Stored records:
::::::
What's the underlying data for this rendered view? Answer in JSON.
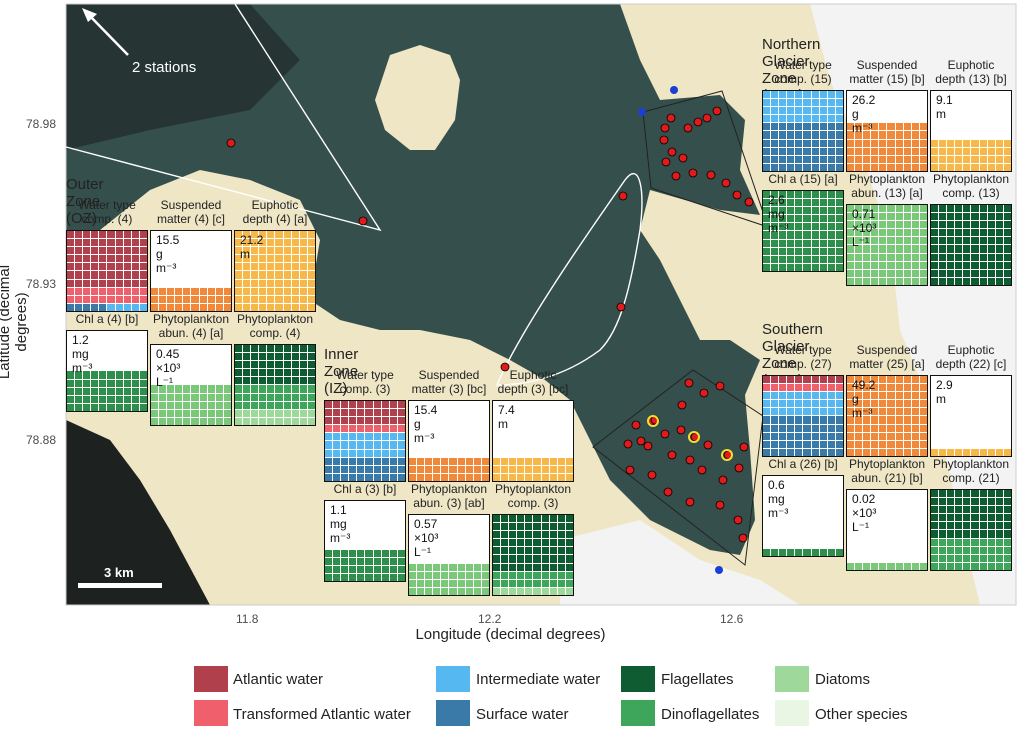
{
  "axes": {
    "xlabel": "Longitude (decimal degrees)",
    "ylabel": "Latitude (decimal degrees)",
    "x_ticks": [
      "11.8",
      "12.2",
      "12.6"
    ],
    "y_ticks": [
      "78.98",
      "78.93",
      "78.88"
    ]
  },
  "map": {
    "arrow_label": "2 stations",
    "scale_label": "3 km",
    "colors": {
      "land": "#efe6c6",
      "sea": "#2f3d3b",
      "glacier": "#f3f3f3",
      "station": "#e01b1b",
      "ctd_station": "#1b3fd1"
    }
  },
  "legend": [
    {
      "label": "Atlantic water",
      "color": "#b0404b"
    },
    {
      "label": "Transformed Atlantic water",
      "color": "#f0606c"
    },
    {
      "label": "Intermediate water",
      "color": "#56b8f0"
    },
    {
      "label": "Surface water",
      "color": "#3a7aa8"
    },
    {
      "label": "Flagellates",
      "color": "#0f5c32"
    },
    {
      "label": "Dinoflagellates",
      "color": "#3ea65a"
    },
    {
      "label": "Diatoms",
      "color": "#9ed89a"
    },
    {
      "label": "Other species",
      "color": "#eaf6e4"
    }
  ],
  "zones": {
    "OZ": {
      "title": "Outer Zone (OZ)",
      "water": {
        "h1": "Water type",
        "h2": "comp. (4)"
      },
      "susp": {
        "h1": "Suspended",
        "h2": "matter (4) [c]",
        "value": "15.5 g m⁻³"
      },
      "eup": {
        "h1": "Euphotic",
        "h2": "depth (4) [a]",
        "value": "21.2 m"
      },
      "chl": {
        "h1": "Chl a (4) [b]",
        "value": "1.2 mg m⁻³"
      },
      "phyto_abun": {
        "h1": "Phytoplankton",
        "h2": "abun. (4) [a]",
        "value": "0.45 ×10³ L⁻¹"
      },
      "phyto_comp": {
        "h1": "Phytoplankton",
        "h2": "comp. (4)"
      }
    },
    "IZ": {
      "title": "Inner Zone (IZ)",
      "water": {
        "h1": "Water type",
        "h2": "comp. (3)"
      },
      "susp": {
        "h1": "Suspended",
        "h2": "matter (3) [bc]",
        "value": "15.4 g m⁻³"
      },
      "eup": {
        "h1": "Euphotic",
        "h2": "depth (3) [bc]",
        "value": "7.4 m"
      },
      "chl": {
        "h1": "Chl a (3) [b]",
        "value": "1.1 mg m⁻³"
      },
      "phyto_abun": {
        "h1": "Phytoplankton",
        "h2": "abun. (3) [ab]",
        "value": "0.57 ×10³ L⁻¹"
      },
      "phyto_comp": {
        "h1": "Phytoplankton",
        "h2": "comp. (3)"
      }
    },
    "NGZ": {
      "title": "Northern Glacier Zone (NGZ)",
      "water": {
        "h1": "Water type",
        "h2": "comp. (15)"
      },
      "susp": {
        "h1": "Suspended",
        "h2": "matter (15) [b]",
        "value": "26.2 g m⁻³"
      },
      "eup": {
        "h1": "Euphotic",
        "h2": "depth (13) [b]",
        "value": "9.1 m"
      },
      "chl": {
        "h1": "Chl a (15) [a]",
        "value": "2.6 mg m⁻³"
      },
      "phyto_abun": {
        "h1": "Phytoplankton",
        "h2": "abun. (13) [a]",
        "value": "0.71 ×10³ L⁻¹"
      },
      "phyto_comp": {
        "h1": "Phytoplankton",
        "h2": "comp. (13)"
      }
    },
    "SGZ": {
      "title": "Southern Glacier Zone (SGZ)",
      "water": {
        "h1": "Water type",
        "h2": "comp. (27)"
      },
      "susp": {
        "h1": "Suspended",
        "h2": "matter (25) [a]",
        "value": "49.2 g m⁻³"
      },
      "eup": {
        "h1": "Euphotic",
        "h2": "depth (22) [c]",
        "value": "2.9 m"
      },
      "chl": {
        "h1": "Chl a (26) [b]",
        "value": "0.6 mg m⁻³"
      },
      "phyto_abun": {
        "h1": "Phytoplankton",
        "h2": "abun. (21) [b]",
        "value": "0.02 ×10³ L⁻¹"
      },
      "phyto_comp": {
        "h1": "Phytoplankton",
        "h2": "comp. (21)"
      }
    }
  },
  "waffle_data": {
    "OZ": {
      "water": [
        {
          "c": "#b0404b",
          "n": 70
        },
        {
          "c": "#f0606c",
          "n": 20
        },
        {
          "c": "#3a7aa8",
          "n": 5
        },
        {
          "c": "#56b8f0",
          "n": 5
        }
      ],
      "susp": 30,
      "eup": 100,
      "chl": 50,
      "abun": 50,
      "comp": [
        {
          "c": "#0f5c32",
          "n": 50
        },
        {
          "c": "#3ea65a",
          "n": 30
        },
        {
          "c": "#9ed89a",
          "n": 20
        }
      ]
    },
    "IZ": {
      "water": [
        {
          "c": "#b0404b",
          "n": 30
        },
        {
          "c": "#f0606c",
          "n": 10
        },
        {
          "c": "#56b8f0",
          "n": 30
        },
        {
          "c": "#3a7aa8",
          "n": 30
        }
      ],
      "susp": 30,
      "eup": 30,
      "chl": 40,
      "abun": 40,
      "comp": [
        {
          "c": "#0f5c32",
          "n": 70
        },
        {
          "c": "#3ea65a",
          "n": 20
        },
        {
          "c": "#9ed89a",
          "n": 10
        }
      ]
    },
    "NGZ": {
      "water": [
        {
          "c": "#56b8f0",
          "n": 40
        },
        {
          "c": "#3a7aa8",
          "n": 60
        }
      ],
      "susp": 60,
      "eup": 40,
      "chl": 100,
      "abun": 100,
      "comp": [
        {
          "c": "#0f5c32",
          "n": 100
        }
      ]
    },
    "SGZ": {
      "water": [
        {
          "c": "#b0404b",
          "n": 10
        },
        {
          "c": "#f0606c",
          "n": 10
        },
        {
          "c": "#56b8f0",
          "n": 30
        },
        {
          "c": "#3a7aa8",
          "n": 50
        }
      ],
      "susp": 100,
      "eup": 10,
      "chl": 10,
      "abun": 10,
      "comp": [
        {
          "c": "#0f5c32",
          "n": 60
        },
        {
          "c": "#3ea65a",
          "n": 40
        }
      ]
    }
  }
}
::::::
Exercise task:
All of the material above should be reproduced exactly, except the pictures.

Completed task:
What's the underlying data for this rendered view? Answer in JSON.
{
  "axes": {
    "xlabel": "Longitude (decimal degrees)",
    "ylabel": "Latitude (decimal degrees)",
    "x_ticks": [
      "11.8",
      "12.2",
      "12.6"
    ],
    "y_ticks": [
      "78.98",
      "78.93",
      "78.88"
    ]
  },
  "map": {
    "arrow_label": "2 stations",
    "scale_label": "3 km",
    "colors": {
      "land": "#efe6c6",
      "sea": "#2f3d3b",
      "glacier": "#f3f3f3",
      "station": "#e01b1b",
      "ctd_station": "#1b3fd1"
    }
  },
  "legend": [
    {
      "label": "Atlantic water",
      "color": "#b0404b"
    },
    {
      "label": "Transformed Atlantic water",
      "color": "#f0606c"
    },
    {
      "label": "Intermediate water",
      "color": "#56b8f0"
    },
    {
      "label": "Surface water",
      "color": "#3a7aa8"
    },
    {
      "label": "Flagellates",
      "color": "#0f5c32"
    },
    {
      "label": "Dinoflagellates",
      "color": "#3ea65a"
    },
    {
      "label": "Diatoms",
      "color": "#9ed89a"
    },
    {
      "label": "Other species",
      "color": "#eaf6e4"
    }
  ],
  "zones": {
    "OZ": {
      "title": "Outer Zone (OZ)",
      "water": {
        "h1": "Water type",
        "h2": "comp. (4)"
      },
      "susp": {
        "h1": "Suspended",
        "h2": "matter (4) [c]",
        "value": "15.5 g m⁻³"
      },
      "eup": {
        "h1": "Euphotic",
        "h2": "depth (4) [a]",
        "value": "21.2 m"
      },
      "chl": {
        "h1": "Chl a (4) [b]",
        "value": "1.2 mg m⁻³"
      },
      "phyto_abun": {
        "h1": "Phytoplankton",
        "h2": "abun. (4) [a]",
        "value": "0.45 ×10³ L⁻¹"
      },
      "phyto_comp": {
        "h1": "Phytoplankton",
        "h2": "comp. (4)"
      }
    },
    "IZ": {
      "title": "Inner Zone (IZ)",
      "water": {
        "h1": "Water type",
        "h2": "comp. (3)"
      },
      "susp": {
        "h1": "Suspended",
        "h2": "matter (3) [bc]",
        "value": "15.4 g m⁻³"
      },
      "eup": {
        "h1": "Euphotic",
        "h2": "depth (3) [bc]",
        "value": "7.4 m"
      },
      "chl": {
        "h1": "Chl a (3) [b]",
        "value": "1.1 mg m⁻³"
      },
      "phyto_abun": {
        "h1": "Phytoplankton",
        "h2": "abun. (3) [ab]",
        "value": "0.57 ×10³ L⁻¹"
      },
      "phyto_comp": {
        "h1": "Phytoplankton",
        "h2": "comp. (3)"
      }
    },
    "NGZ": {
      "title": "Northern Glacier Zone (NGZ)",
      "water": {
        "h1": "Water type",
        "h2": "comp. (15)"
      },
      "susp": {
        "h1": "Suspended",
        "h2": "matter (15) [b]",
        "value": "26.2 g m⁻³"
      },
      "eup": {
        "h1": "Euphotic",
        "h2": "depth (13) [b]",
        "value": "9.1 m"
      },
      "chl": {
        "h1": "Chl a (15) [a]",
        "value": "2.6 mg m⁻³"
      },
      "phyto_abun": {
        "h1": "Phytoplankton",
        "h2": "abun. (13) [a]",
        "value": "0.71 ×10³ L⁻¹"
      },
      "phyto_comp": {
        "h1": "Phytoplankton",
        "h2": "comp. (13)"
      }
    },
    "SGZ": {
      "title": "Southern Glacier Zone (SGZ)",
      "water": {
        "h1": "Water type",
        "h2": "comp. (27)"
      },
      "susp": {
        "h1": "Suspended",
        "h2": "matter (25) [a]",
        "value": "49.2 g m⁻³"
      },
      "eup": {
        "h1": "Euphotic",
        "h2": "depth (22) [c]",
        "value": "2.9 m"
      },
      "chl": {
        "h1": "Chl a (26) [b]",
        "value": "0.6 mg m⁻³"
      },
      "phyto_abun": {
        "h1": "Phytoplankton",
        "h2": "abun. (21) [b]",
        "value": "0.02 ×10³ L⁻¹"
      },
      "phyto_comp": {
        "h1": "Phytoplankton",
        "h2": "comp. (21)"
      }
    }
  },
  "waffle_data": {
    "OZ": {
      "water": [
        {
          "c": "#b0404b",
          "n": 70
        },
        {
          "c": "#f0606c",
          "n": 20
        },
        {
          "c": "#3a7aa8",
          "n": 5
        },
        {
          "c": "#56b8f0",
          "n": 5
        }
      ],
      "susp": 30,
      "eup": 100,
      "chl": 50,
      "abun": 50,
      "comp": [
        {
          "c": "#0f5c32",
          "n": 50
        },
        {
          "c": "#3ea65a",
          "n": 30
        },
        {
          "c": "#9ed89a",
          "n": 20
        }
      ]
    },
    "IZ": {
      "water": [
        {
          "c": "#b0404b",
          "n": 30
        },
        {
          "c": "#f0606c",
          "n": 10
        },
        {
          "c": "#56b8f0",
          "n": 30
        },
        {
          "c": "#3a7aa8",
          "n": 30
        }
      ],
      "susp": 30,
      "eup": 30,
      "chl": 40,
      "abun": 40,
      "comp": [
        {
          "c": "#0f5c32",
          "n": 70
        },
        {
          "c": "#3ea65a",
          "n": 20
        },
        {
          "c": "#9ed89a",
          "n": 10
        }
      ]
    },
    "NGZ": {
      "water": [
        {
          "c": "#56b8f0",
          "n": 40
        },
        {
          "c": "#3a7aa8",
          "n": 60
        }
      ],
      "susp": 60,
      "eup": 40,
      "chl": 100,
      "abun": 100,
      "comp": [
        {
          "c": "#0f5c32",
          "n": 100
        }
      ]
    },
    "SGZ": {
      "water": [
        {
          "c": "#b0404b",
          "n": 10
        },
        {
          "c": "#f0606c",
          "n": 10
        },
        {
          "c": "#56b8f0",
          "n": 30
        },
        {
          "c": "#3a7aa8",
          "n": 50
        }
      ],
      "susp": 100,
      "eup": 10,
      "chl": 10,
      "abun": 10,
      "comp": [
        {
          "c": "#0f5c32",
          "n": 60
        },
        {
          "c": "#3ea65a",
          "n": 40
        }
      ]
    }
  }
}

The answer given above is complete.